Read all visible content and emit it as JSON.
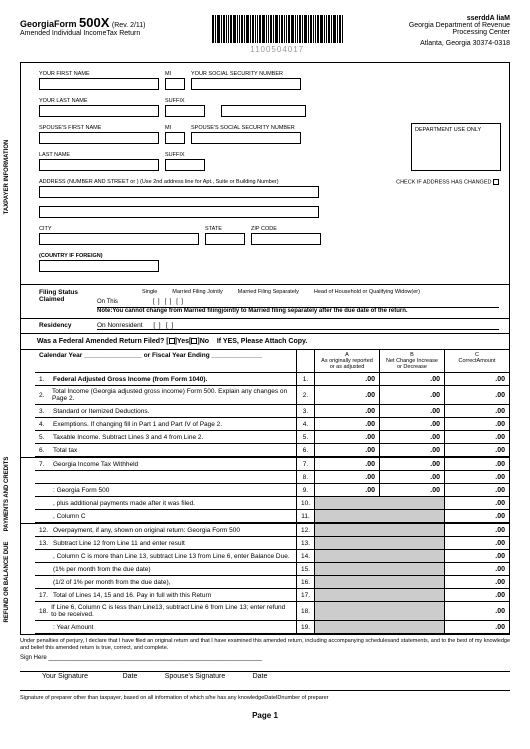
{
  "header": {
    "state": "Georgia",
    "form_word": "Form",
    "form_number": "500X",
    "revision": "(Rev. 2/11)",
    "subtitle": "Amended Individual IncomeTax Return",
    "barcode_number": "1100504017",
    "mail_label": "sserddA liaM",
    "dept": "Georgia Department of Revenue",
    "center": "Processing Center",
    "address": "Atlanta, Georgia 30374-0318"
  },
  "taxpayer": {
    "first_name_label": "YOUR FIRST NAME",
    "mi_label": "MI",
    "ssn_label": "YOUR SOCIAL SECURITY NUMBER",
    "last_name_label": "YOUR LAST NAME",
    "suffix_label": "SUFFIX",
    "spouse_first_label": "SPOUSE'S FIRST NAME",
    "spouse_mi_label": "MI",
    "spouse_ssn_label": "SPOUSE'S SOCIAL SECURITY NUMBER",
    "spouse_last_label": "LAST NAME",
    "spouse_suffix_label": "SUFFIX",
    "address_label": "ADDRESS (NUMBER AND STREET or  ) (Use 2nd address line for Apt., Suite or Building Number)",
    "check_changed": "CHECK IF ADDRESS HAS CHANGED",
    "dept_use": "DEPARTMENT USE ONLY",
    "city_label": "CITY",
    "state_label": "STATE",
    "zip_label": "ZIP CODE",
    "country_label": "(COUNTRY IF FOREIGN)",
    "vert_label": "TAXPAYER INFORMATION"
  },
  "filing": {
    "heading": "Filing Status Claimed",
    "on_this": "On This",
    "options": [
      "Single",
      "Married Filing Jointly",
      "Married Filing Separately",
      "Head of Household or Qualifying Widow(er)"
    ],
    "note": "Note:You cannot change from Married filingjointly to Married filing separately after the due date of the return.",
    "residency_label": "Residency",
    "residency_on": "On",
    "nonresident": "Nonresident"
  },
  "amended": {
    "question": "Was a Federal Amended Return Filed?",
    "yes": "Yes",
    "no": "No",
    "attach": "If YES, Please Attach Copy."
  },
  "columns": {
    "calendar": "Calendar Year ________________ or Fiscal Year Ending ______________",
    "a": "A",
    "a_sub": "As originally reported or as adjusted",
    "b": "B",
    "b_sub": "Net Change Increase or Decrease",
    "c": "C",
    "c_sub": "CorrectAmount"
  },
  "lines": [
    {
      "n": "1.",
      "desc": "Federal Adjusted Gross Income (from Form 1040).",
      "num": "1.",
      "a": ".00",
      "b": ".00",
      "c": ".00",
      "bold": true
    },
    {
      "n": "2.",
      "desc": "Total Income (Georgia adjusted gross income) Form 500. Explain any changes on Page 2.",
      "num": "2.",
      "a": ".00",
      "b": ".00",
      "c": ".00"
    },
    {
      "n": "3.",
      "desc": "Standard or Itemized Deductions.",
      "num": "3.",
      "a": ".00",
      "b": ".00",
      "c": ".00"
    },
    {
      "n": "4.",
      "desc": "Exemptions. If changing fill in Part 1 and Part IV of Page 2.",
      "num": "4.",
      "a": ".00",
      "b": ".00",
      "c": ".00"
    },
    {
      "n": "5.",
      "desc": "Taxable Income. Subtract Lines 3 and 4 from Line 2.",
      "num": "5.",
      "a": ".00",
      "b": ".00",
      "c": ".00"
    },
    {
      "n": "6.",
      "desc": "Total tax",
      "num": "6.",
      "a": ".00",
      "b": ".00",
      "c": ".00"
    }
  ],
  "payments_label": "PAYMENTS AND CREDITS",
  "payments_lines": [
    {
      "n": "7.",
      "desc": "Georgia Income Tax Withheld",
      "num": "7.",
      "a": ".00",
      "b": ".00",
      "c": ".00"
    },
    {
      "n": "",
      "desc": "",
      "num": "8.",
      "a": ".00",
      "b": ".00",
      "c": ".00"
    },
    {
      "n": "",
      "desc": ": Georgia Form 500",
      "num": "9.",
      "a": ".00",
      "b": ".00",
      "c": ".00"
    },
    {
      "n": "",
      "desc": ", plus additional payments made after it was filed.",
      "num": "10.",
      "grey_ab": true,
      "c": ".00"
    },
    {
      "n": "",
      "desc": ", Column C",
      "num": "11.",
      "grey_ab": true,
      "c": ".00"
    }
  ],
  "refund_label": "REFUND OR BALANCE DUE",
  "refund_lines": [
    {
      "n": "12.",
      "desc": "Overpayment, if any, shown on original return:  Georgia Form 500",
      "num": "12.",
      "grey_ab": true,
      "c": ".00"
    },
    {
      "n": "13.",
      "desc": "Subtract Line 12 from Line 11 and enter result",
      "num": "13.",
      "grey_ab": true,
      "c": ".00"
    },
    {
      "n": "",
      "desc": ", Column C is more than Line 13, subtract Line 13 from Line 6, enter Balance Due.",
      "num": "14.",
      "grey_ab": true,
      "c": ".00"
    },
    {
      "n": "",
      "desc": "(1% per month from the due date)",
      "num": "15.",
      "grey_ab": true,
      "c": ".00"
    },
    {
      "n": "",
      "desc": "(1/2 of 1% per month from the due date),",
      "num": "16.",
      "grey_ab": true,
      "c": ".00"
    },
    {
      "n": "17.",
      "desc": "Total of Lines 14, 15 and 16. Pay in full with this Return",
      "num": "17.",
      "grey_ab": true,
      "c": ".00"
    },
    {
      "n": "18.",
      "desc": "If Line 6, Column C is less than Line13, subtract Line 6 from Line 13; enter refund to be received.",
      "num": "18.",
      "grey_ab": true,
      "c": ".00"
    },
    {
      "n": "",
      "desc": ":  Year                                                          Amount",
      "num": "19.",
      "grey_ab": true,
      "c": ".00"
    }
  ],
  "perjury": "Under penalties of perjury, I declare that I have filed an original return and that I have examined this amended return, including accompanying schedulesand statements, and to the best of my knowledge and belief this amended return is true, correct, and complete.",
  "sign": {
    "here": "Sign Here",
    "your_sig": "Your Signature",
    "date": "Date",
    "spouse_sig": "Spouse's Signature",
    "date2": "Date"
  },
  "preparer": "Signature of preparer other than taxpayer, based on all information of which s/he has any knowledgeDateIDnumber of preparer",
  "page": "Page 1"
}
==*==
### [Task brief]
Without the pictures, return the entries exactly as they appear.

### [Written response]
Read all visible content and emit it as JSON.
{
  "header": {
    "state": "Georgia",
    "form_word": "Form",
    "form_number": "500X",
    "revision": "(Rev. 2/11)",
    "subtitle": "Amended Individual IncomeTax Return",
    "barcode_number": "1100504017",
    "mail_label": "sserddA liaM",
    "dept": "Georgia Department of Revenue",
    "center": "Processing Center",
    "address": "Atlanta, Georgia 30374-0318"
  },
  "taxpayer": {
    "first_name_label": "YOUR FIRST NAME",
    "mi_label": "MI",
    "ssn_label": "YOUR SOCIAL SECURITY NUMBER",
    "last_name_label": "YOUR LAST NAME",
    "suffix_label": "SUFFIX",
    "spouse_first_label": "SPOUSE'S FIRST NAME",
    "spouse_mi_label": "MI",
    "spouse_ssn_label": "SPOUSE'S SOCIAL SECURITY NUMBER",
    "spouse_last_label": "LAST NAME",
    "spouse_suffix_label": "SUFFIX",
    "address_label": "ADDRESS (NUMBER AND STREET or  ) (Use 2nd address line for Apt., Suite or Building Number)",
    "check_changed": "CHECK IF ADDRESS HAS CHANGED",
    "dept_use": "DEPARTMENT USE ONLY",
    "city_label": "CITY",
    "state_label": "STATE",
    "zip_label": "ZIP CODE",
    "country_label": "(COUNTRY IF FOREIGN)",
    "vert_label": "TAXPAYER INFORMATION"
  },
  "filing": {
    "heading": "Filing Status Claimed",
    "on_this": "On This",
    "options": [
      "Single",
      "Married Filing Jointly",
      "Married Filing Separately",
      "Head of Household or Qualifying Widow(er)"
    ],
    "note": "Note:You cannot change from Married filingjointly to Married filing separately after the due date of the return.",
    "residency_label": "Residency",
    "residency_on": "On",
    "nonresident": "Nonresident"
  },
  "amended": {
    "question": "Was a Federal Amended Return Filed?",
    "yes": "Yes",
    "no": "No",
    "attach": "If YES, Please Attach Copy."
  },
  "columns": {
    "calendar": "Calendar Year ________________ or Fiscal Year Ending ______________",
    "a": "A",
    "a_sub": "As originally reported or as adjusted",
    "b": "B",
    "b_sub": "Net Change Increase or Decrease",
    "c": "C",
    "c_sub": "CorrectAmount"
  },
  "lines": [
    {
      "n": "1.",
      "desc": "Federal Adjusted Gross Income (from Form 1040).",
      "num": "1.",
      "a": ".00",
      "b": ".00",
      "c": ".00",
      "bold": true
    },
    {
      "n": "2.",
      "desc": "Total Income (Georgia adjusted gross income) Form 500. Explain any changes on Page 2.",
      "num": "2.",
      "a": ".00",
      "b": ".00",
      "c": ".00"
    },
    {
      "n": "3.",
      "desc": "Standard or Itemized Deductions.",
      "num": "3.",
      "a": ".00",
      "b": ".00",
      "c": ".00"
    },
    {
      "n": "4.",
      "desc": "Exemptions. If changing fill in Part 1 and Part IV of Page 2.",
      "num": "4.",
      "a": ".00",
      "b": ".00",
      "c": ".00"
    },
    {
      "n": "5.",
      "desc": "Taxable Income. Subtract Lines 3 and 4 from Line 2.",
      "num": "5.",
      "a": ".00",
      "b": ".00",
      "c": ".00"
    },
    {
      "n": "6.",
      "desc": "Total tax",
      "num": "6.",
      "a": ".00",
      "b": ".00",
      "c": ".00"
    }
  ],
  "payments_label": "PAYMENTS AND CREDITS",
  "payments_lines": [
    {
      "n": "7.",
      "desc": "Georgia Income Tax Withheld",
      "num": "7.",
      "a": ".00",
      "b": ".00",
      "c": ".00"
    },
    {
      "n": "",
      "desc": "",
      "num": "8.",
      "a": ".00",
      "b": ".00",
      "c": ".00"
    },
    {
      "n": "",
      "desc": ": Georgia Form 500",
      "num": "9.",
      "a": ".00",
      "b": ".00",
      "c": ".00"
    },
    {
      "n": "",
      "desc": ", plus additional payments made after it was filed.",
      "num": "10.",
      "grey_ab": true,
      "c": ".00"
    },
    {
      "n": "",
      "desc": ", Column C",
      "num": "11.",
      "grey_ab": true,
      "c": ".00"
    }
  ],
  "refund_label": "REFUND OR BALANCE DUE",
  "refund_lines": [
    {
      "n": "12.",
      "desc": "Overpayment, if any, shown on original return:  Georgia Form 500",
      "num": "12.",
      "grey_ab": true,
      "c": ".00"
    },
    {
      "n": "13.",
      "desc": "Subtract Line 12 from Line 11 and enter result",
      "num": "13.",
      "grey_ab": true,
      "c": ".00"
    },
    {
      "n": "",
      "desc": ", Column C is more than Line 13, subtract Line 13 from Line 6, enter Balance Due.",
      "num": "14.",
      "grey_ab": true,
      "c": ".00"
    },
    {
      "n": "",
      "desc": "(1% per month from the due date)",
      "num": "15.",
      "grey_ab": true,
      "c": ".00"
    },
    {
      "n": "",
      "desc": "(1/2 of 1% per month from the due date),",
      "num": "16.",
      "grey_ab": true,
      "c": ".00"
    },
    {
      "n": "17.",
      "desc": "Total of Lines 14, 15 and 16. Pay in full with this Return",
      "num": "17.",
      "grey_ab": true,
      "c": ".00"
    },
    {
      "n": "18.",
      "desc": "If Line 6, Column C is less than Line13, subtract Line 6 from Line 13; enter refund to be received.",
      "num": "18.",
      "grey_ab": true,
      "c": ".00"
    },
    {
      "n": "",
      "desc": ":  Year                                                          Amount",
      "num": "19.",
      "grey_ab": true,
      "c": ".00"
    }
  ],
  "perjury": "Under penalties of perjury, I declare that I have filed an original return and that I have examined this amended return, including accompanying schedulesand statements, and to the best of my knowledge and belief this amended return is true, correct, and complete.",
  "sign": {
    "here": "Sign Here",
    "your_sig": "Your Signature",
    "date": "Date",
    "spouse_sig": "Spouse's Signature",
    "date2": "Date"
  },
  "preparer": "Signature of preparer other than taxpayer, based on all information of which s/he has any knowledgeDateIDnumber of preparer",
  "page": "Page 1"
}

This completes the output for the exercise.